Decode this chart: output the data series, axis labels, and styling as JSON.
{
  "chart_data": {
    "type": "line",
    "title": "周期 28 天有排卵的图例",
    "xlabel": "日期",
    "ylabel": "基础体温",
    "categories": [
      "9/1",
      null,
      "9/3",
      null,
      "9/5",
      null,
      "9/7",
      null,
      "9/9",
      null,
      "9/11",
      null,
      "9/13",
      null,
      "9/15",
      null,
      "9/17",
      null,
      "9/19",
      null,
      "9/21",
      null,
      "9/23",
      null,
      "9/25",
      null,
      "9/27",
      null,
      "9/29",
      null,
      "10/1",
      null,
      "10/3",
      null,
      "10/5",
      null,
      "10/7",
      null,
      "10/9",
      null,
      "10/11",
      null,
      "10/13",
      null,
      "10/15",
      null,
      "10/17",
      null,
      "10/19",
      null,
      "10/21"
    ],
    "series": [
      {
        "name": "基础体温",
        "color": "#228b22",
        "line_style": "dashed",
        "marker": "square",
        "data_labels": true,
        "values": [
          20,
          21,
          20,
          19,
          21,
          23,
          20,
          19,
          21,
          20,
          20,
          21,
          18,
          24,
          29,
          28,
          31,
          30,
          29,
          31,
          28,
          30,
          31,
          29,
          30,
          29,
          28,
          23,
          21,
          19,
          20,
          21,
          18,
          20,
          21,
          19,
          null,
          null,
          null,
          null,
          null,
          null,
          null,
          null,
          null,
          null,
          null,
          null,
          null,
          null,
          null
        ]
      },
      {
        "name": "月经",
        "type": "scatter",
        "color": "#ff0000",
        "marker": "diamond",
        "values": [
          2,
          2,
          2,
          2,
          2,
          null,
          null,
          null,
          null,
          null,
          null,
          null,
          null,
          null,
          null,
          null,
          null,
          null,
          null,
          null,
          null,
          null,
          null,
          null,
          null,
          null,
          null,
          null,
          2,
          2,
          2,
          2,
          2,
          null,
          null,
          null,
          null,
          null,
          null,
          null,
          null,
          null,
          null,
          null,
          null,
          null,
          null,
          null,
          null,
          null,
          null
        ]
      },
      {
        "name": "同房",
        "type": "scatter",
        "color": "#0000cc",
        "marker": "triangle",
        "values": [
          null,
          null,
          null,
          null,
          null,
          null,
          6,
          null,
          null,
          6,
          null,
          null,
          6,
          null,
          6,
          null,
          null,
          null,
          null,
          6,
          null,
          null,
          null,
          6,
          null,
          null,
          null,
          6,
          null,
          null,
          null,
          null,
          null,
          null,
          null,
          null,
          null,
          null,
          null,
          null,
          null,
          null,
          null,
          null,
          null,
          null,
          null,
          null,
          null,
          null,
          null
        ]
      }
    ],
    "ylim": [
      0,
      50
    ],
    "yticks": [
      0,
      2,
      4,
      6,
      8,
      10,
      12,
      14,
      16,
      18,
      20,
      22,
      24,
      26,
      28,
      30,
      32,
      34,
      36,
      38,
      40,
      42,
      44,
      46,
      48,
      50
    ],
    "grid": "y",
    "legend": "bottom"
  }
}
========
--- WORK INSTRUCTIONS ---
Extract the data in full. Keep it word for word.

--- TASK SOLUTION ---
Decode this chart: output the data series, axis labels, and styling as JSON.
{
  "chart_data": {
    "type": "line",
    "title": "周期 28 天有排卵的图例",
    "xlabel": "日期",
    "ylabel": "基础体温",
    "categories": [
      "9/1",
      null,
      "9/3",
      null,
      "9/5",
      null,
      "9/7",
      null,
      "9/9",
      null,
      "9/11",
      null,
      "9/13",
      null,
      "9/15",
      null,
      "9/17",
      null,
      "9/19",
      null,
      "9/21",
      null,
      "9/23",
      null,
      "9/25",
      null,
      "9/27",
      null,
      "9/29",
      null,
      "10/1",
      null,
      "10/3",
      null,
      "10/5",
      null,
      "10/7",
      null,
      "10/9",
      null,
      "10/11",
      null,
      "10/13",
      null,
      "10/15",
      null,
      "10/17",
      null,
      "10/19",
      null,
      "10/21"
    ],
    "series": [
      {
        "name": "基础体温",
        "color": "#228b22",
        "line_style": "dashed",
        "marker": "square",
        "data_labels": true,
        "values": [
          20,
          21,
          20,
          19,
          21,
          23,
          20,
          19,
          21,
          20,
          20,
          21,
          18,
          24,
          29,
          28,
          31,
          30,
          29,
          31,
          28,
          30,
          31,
          29,
          30,
          29,
          28,
          23,
          21,
          19,
          20,
          21,
          18,
          20,
          21,
          19,
          null,
          null,
          null,
          null,
          null,
          null,
          null,
          null,
          null,
          null,
          null,
          null,
          null,
          null,
          null
        ]
      },
      {
        "name": "月经",
        "type": "scatter",
        "color": "#ff0000",
        "marker": "diamond",
        "values": [
          2,
          2,
          2,
          2,
          2,
          null,
          null,
          null,
          null,
          null,
          null,
          null,
          null,
          null,
          null,
          null,
          null,
          null,
          null,
          null,
          null,
          null,
          null,
          null,
          null,
          null,
          null,
          null,
          2,
          2,
          2,
          2,
          2,
          null,
          null,
          null,
          null,
          null,
          null,
          null,
          null,
          null,
          null,
          null,
          null,
          null,
          null,
          null,
          null,
          null,
          null
        ]
      },
      {
        "name": "同房",
        "type": "scatter",
        "color": "#0000cc",
        "marker": "triangle",
        "values": [
          null,
          null,
          null,
          null,
          null,
          null,
          6,
          null,
          null,
          6,
          null,
          null,
          6,
          null,
          6,
          null,
          null,
          null,
          null,
          6,
          null,
          null,
          null,
          6,
          null,
          null,
          null,
          6,
          null,
          null,
          null,
          null,
          null,
          null,
          null,
          null,
          null,
          null,
          null,
          null,
          null,
          null,
          null,
          null,
          null,
          null,
          null,
          null,
          null,
          null,
          null
        ]
      }
    ],
    "ylim": [
      0,
      50
    ],
    "yticks": [
      0,
      2,
      4,
      6,
      8,
      10,
      12,
      14,
      16,
      18,
      20,
      22,
      24,
      26,
      28,
      30,
      32,
      34,
      36,
      38,
      40,
      42,
      44,
      46,
      48,
      50
    ],
    "grid": "y",
    "legend": "bottom"
  }
}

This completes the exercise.